YOUR TASKS:
**A)** Please reproduce the passage on the production and annulus valves word for word, in full.
**B)** In the entries, starting at the first line and ending at the line that contains "panel-a-ticks: 0 −20", swap "b-legend-label" for "b-legend-text" and leave everything else unchanged. Return only those lines.

DOCUMENT SECTION:

───

The flow of fluids through the production and annulus bores is governed by various valves shown in the schematic arrangements of FIGS. 9 and 10. The production bore 1 has a branch 10 which is closed by a production wing valve PWV. A production swab valve PSV closes the production bore 1 above the branch 10, and a production master valve PMV closes the production bore 1 below the branch 10.

The annulus bore 2 is closed by an annulus master valve AMV below an annulus outlet controlled by an annulus wing valve AWV. An annulus swab valve ASV closes the upper end of the annulus bore 2.

All valves in the tree are typically hydraulically controlled by means of hydraulic control channels passing through the cap and the body of the apparatus or via hoses as required, in response to signals generated from the surface or from an intervention vessel.

When production fluids are to be recovered from the production bore 1, PMV is opened, PSV is closed, and PWV is opened to open the branch 10 which leads to a production flowline or pipeline 20. PSV and ASV are generally only opened if intervention is required.

The wing branch 10 has a choke body 15a in which a production choke 16 is disposed, to control the flow of fluids through the choke body and out through production flowline 20.

The manifold on the production bore 1 typically comprises a first plate 25a and a second plate 25b spaced apart in vertical relationship to one another by support posts 14a, so that the second plate 25b is supported by the posts 14a directly above the first plate 25a. The space between the first plate 25a and the second plate 25b is occupied by the fluid conduits of the wing branch 10, and by the choke body 15a. The choke body 15a is usually mounted on the first plate 25a, and above it, the second plate 25b will usually have a cut-out section to facilitate access to the choke 16 in use.

───

DATA LISTING:

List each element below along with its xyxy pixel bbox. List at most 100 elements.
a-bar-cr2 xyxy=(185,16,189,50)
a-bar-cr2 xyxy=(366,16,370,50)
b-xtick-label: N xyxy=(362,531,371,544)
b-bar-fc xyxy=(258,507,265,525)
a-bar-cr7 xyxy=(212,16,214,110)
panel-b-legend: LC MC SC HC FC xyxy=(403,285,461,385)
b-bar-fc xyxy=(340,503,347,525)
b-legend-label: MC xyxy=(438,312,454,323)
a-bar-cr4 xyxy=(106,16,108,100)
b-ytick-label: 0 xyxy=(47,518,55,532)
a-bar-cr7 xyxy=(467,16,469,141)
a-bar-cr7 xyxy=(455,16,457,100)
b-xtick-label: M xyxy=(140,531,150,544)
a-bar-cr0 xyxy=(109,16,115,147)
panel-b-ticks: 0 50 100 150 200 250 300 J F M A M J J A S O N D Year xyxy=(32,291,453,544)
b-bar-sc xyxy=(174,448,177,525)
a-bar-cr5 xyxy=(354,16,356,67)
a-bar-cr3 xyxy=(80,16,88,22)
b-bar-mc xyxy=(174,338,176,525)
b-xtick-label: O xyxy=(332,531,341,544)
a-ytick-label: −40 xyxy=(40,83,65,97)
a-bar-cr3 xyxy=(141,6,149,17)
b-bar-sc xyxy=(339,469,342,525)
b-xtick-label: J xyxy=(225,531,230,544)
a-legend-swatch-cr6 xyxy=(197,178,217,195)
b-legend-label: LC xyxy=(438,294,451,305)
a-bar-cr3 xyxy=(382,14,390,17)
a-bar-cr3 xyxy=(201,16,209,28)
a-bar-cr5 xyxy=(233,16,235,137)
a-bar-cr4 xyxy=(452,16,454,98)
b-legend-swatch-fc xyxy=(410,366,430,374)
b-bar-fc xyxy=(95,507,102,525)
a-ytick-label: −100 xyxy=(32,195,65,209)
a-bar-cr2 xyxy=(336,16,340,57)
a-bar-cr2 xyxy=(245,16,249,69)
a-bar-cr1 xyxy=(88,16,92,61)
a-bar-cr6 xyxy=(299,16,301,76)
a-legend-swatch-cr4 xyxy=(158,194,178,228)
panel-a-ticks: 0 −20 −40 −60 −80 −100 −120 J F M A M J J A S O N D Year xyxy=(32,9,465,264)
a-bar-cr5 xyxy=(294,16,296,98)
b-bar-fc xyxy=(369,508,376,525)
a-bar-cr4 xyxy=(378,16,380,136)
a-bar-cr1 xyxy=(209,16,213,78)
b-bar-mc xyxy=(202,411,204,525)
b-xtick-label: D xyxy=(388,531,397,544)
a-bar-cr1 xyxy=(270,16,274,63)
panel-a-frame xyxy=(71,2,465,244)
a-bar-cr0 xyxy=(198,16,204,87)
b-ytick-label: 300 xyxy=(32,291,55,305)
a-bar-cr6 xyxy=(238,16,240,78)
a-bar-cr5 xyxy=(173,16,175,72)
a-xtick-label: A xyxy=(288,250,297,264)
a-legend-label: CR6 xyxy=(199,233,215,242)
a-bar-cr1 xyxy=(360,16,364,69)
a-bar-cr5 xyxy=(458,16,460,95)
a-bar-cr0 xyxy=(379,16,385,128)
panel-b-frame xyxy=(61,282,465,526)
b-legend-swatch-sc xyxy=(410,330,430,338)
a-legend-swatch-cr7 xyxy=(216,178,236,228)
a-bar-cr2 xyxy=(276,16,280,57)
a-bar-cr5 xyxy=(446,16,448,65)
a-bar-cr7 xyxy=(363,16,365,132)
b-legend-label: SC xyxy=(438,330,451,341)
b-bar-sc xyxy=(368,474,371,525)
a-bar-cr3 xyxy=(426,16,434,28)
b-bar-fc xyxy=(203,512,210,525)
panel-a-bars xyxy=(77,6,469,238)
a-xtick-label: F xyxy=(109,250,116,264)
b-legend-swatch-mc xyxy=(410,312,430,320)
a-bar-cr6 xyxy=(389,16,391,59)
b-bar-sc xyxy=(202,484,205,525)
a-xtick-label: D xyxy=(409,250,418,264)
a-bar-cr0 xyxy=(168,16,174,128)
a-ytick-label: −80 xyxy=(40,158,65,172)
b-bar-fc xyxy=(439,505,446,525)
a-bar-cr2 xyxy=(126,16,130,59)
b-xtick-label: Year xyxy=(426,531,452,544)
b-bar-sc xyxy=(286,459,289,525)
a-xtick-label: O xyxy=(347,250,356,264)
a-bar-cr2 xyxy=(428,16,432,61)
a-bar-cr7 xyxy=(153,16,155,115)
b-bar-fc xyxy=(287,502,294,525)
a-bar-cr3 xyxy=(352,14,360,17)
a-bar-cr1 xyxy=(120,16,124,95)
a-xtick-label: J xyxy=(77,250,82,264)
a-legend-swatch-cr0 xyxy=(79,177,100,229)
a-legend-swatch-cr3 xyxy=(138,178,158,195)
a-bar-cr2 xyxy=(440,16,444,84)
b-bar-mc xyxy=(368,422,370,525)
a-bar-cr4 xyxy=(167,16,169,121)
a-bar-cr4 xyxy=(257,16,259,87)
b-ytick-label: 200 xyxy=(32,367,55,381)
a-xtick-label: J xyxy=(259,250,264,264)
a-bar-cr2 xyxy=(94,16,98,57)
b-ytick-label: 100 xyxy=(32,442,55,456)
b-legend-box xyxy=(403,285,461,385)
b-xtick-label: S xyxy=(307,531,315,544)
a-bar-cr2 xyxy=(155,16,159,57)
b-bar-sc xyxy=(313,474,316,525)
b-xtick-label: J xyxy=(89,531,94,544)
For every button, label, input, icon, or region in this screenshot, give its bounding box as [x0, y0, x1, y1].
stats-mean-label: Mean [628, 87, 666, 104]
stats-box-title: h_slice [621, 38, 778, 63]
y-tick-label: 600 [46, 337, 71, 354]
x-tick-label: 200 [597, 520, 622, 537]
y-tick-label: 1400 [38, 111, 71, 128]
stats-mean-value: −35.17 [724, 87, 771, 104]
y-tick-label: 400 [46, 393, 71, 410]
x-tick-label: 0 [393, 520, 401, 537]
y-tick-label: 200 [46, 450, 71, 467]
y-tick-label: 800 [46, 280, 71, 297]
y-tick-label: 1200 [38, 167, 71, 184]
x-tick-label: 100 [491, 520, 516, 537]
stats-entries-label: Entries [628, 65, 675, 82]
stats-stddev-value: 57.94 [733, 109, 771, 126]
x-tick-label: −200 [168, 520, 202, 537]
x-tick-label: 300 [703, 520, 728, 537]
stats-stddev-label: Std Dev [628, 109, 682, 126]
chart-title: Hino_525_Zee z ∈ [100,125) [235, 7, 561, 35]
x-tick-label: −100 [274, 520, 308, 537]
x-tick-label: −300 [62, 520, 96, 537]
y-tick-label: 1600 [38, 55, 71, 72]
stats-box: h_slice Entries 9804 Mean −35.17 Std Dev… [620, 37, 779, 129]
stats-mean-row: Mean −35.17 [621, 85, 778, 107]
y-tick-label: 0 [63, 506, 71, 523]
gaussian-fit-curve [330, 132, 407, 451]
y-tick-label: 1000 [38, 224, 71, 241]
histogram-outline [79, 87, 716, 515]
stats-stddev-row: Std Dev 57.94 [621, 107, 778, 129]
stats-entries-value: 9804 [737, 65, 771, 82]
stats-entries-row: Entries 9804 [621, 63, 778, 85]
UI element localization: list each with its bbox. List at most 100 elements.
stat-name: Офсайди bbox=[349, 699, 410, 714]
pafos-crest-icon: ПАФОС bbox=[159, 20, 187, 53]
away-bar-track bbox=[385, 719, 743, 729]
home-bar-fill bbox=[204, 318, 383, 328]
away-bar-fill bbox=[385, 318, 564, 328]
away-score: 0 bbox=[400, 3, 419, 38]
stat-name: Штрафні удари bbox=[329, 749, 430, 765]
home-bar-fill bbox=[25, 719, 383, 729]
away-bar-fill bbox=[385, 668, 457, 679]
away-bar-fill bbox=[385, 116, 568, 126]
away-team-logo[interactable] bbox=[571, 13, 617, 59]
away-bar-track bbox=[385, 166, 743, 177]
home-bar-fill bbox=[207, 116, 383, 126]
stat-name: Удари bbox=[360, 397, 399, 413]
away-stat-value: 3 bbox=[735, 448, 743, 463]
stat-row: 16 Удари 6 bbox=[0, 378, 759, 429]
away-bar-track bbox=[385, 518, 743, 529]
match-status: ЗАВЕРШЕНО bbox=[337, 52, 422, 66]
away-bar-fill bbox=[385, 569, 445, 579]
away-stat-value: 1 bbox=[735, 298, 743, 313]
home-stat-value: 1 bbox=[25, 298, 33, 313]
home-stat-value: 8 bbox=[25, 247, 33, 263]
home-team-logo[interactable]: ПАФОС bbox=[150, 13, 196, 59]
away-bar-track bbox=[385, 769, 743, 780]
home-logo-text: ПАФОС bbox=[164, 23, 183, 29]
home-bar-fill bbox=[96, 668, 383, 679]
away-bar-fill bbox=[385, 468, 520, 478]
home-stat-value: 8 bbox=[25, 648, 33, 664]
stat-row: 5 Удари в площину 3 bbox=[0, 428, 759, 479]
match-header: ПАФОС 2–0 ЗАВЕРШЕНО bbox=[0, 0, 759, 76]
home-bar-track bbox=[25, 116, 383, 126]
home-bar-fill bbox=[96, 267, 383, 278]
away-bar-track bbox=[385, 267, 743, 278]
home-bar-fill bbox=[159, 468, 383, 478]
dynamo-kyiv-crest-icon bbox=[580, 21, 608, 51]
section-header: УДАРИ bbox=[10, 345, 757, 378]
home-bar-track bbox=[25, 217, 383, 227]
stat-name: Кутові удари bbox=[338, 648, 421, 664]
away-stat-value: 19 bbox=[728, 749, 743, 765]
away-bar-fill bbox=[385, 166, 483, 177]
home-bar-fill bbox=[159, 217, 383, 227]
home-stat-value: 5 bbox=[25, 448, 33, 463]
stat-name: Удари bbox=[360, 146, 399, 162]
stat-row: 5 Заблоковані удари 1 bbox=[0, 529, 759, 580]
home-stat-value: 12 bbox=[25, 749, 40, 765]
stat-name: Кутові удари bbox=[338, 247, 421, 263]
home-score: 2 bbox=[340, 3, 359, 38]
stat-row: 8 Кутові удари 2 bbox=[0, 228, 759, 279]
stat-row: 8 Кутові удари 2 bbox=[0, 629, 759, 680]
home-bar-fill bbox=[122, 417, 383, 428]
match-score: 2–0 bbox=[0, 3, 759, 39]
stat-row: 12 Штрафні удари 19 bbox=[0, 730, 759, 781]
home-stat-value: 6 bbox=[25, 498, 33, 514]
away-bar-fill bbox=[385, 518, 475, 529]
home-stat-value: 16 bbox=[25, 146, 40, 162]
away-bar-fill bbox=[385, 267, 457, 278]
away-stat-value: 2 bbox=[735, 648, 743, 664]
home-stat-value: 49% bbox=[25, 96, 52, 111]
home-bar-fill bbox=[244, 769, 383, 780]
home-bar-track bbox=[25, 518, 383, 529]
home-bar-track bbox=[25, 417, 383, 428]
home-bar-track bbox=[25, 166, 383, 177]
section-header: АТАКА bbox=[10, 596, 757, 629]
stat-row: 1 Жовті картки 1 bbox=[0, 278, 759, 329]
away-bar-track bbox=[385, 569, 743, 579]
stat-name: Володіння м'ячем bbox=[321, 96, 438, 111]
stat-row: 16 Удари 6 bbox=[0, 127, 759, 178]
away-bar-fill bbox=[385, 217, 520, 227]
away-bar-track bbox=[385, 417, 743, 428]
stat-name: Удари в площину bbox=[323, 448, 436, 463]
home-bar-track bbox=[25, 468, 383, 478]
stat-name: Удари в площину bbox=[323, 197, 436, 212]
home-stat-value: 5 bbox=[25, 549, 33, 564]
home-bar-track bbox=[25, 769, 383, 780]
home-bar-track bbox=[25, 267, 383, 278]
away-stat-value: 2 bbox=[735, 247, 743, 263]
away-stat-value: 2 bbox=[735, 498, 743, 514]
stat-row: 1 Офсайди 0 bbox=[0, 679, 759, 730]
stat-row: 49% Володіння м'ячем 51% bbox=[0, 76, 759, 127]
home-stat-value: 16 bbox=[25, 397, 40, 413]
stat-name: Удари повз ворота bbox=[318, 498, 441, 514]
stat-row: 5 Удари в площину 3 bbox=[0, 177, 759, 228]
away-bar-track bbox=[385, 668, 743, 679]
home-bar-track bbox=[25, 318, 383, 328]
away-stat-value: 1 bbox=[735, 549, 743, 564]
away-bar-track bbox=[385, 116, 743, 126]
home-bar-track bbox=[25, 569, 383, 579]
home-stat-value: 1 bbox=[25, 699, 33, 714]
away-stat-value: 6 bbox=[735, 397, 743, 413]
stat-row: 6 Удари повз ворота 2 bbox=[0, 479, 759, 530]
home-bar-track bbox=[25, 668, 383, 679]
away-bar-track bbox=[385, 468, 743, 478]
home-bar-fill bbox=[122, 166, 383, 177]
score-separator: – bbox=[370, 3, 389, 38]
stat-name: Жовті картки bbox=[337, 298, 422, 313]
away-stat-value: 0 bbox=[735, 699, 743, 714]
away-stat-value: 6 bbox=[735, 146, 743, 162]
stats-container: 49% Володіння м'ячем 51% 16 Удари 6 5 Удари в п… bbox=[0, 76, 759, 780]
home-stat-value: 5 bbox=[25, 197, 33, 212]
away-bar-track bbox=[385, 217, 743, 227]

───

TASK SOLUTIONS:
**A)**
The flow of fluids through the production and annulus bores is governed by various valves shown in the schematic arrangements of FIGS. 9 and 10. The production bore 1 has a branch 10 which is closed by a production wing valve PWV. A production swab valve PSV closes the production bore 1 above the branch 10, and a production master valve PMV closes the production bore 1 below the branch 10.

The annulus bore 2 is closed by an annulus master valve AMV below an annulus outlet controlled by an annulus wing valve AWV. An annulus swab valve ASV closes the upper end of the annulus bore 2.

All valves in the tree are typically hydraulically controlled by means of hydraulic control channels passing through the cap and the body of the apparatus or via hoses as required, in response to signals generated from the surface or from an intervention vessel.

When production fluids are to be recovered from the production bore 1, PMV is opened, PSV is closed, and PWV is opened to open the branch 10 which leads to a production flowline or pipeline 20. PSV and ASV are generally only opened if intervention is required.

The wing branch 10 has a choke body 15a in which a production choke 16 is disposed, to control the flow of fluids through the choke body and out through production flowline 20.

The manifold on the production bore 1 typically comprises a first plate 25a and a second plate 25b spaced apart in vertical relationship to one another by support posts 14a, so that the second plate 25b is supported by the posts 14a directly above the first plate 25a. The space between the first plate 25a and the second plate 25b is occupied by the fluid conduits of the wing branch 10, and by the choke body 15a. The choke body 15a is usually mounted on the first plate 25a, and above it, the second plate 25b will usually have a cut-out section to facilitate access to the choke 16 in use.

**B)**
List each element below along with its xyxy pixel bbox. List at most 100 elements.
a-bar-cr2 xyxy=(185,16,189,50)
a-bar-cr2 xyxy=(366,16,370,50)
b-xtick-label: N xyxy=(362,531,371,544)
b-bar-fc xyxy=(258,507,265,525)
a-bar-cr7 xyxy=(212,16,214,110)
panel-b-legend: LC MC SC HC FC xyxy=(403,285,461,385)
b-bar-fc xyxy=(340,503,347,525)
b-legend-text: MC xyxy=(438,312,454,323)
a-bar-cr4 xyxy=(106,16,108,100)
b-ytick-label: 0 xyxy=(47,518,55,532)
a-bar-cr7 xyxy=(467,16,469,141)
a-bar-cr7 xyxy=(455,16,457,100)
b-xtick-label: M xyxy=(140,531,150,544)
a-bar-cr0 xyxy=(109,16,115,147)
panel-b-ticks: 0 50 100 150 200 250 300 J F M A M J J A S O N D Year xyxy=(32,291,453,544)
b-bar-sc xyxy=(174,448,177,525)
a-bar-cr5 xyxy=(354,16,356,67)
a-bar-cr3 xyxy=(80,16,88,22)
b-bar-mc xyxy=(174,338,176,525)
b-xtick-label: O xyxy=(332,531,341,544)
a-ytick-label: −40 xyxy=(40,83,65,97)
a-bar-cr3 xyxy=(141,6,149,17)
b-bar-sc xyxy=(339,469,342,525)
b-xtick-label: J xyxy=(225,531,230,544)
a-legend-swatch-cr6 xyxy=(197,178,217,195)
b-legend-text: LC xyxy=(438,294,451,305)
a-bar-cr3 xyxy=(382,14,390,17)
a-bar-cr3 xyxy=(201,16,209,28)
a-bar-cr5 xyxy=(233,16,235,137)
a-bar-cr4 xyxy=(452,16,454,98)
b-legend-swatch-fc xyxy=(410,366,430,374)
b-bar-fc xyxy=(95,507,102,525)
a-ytick-label: −100 xyxy=(32,195,65,209)
a-bar-cr2 xyxy=(336,16,340,57)
a-bar-cr2 xyxy=(245,16,249,69)
a-bar-cr1 xyxy=(88,16,92,61)
a-bar-cr6 xyxy=(299,16,301,76)
a-legend-swatch-cr4 xyxy=(158,194,178,228)
panel-a-ticks: 0 −20 −40 −60 −80 −100 −120 J F M A M J J A S O N D Year xyxy=(32,9,465,264)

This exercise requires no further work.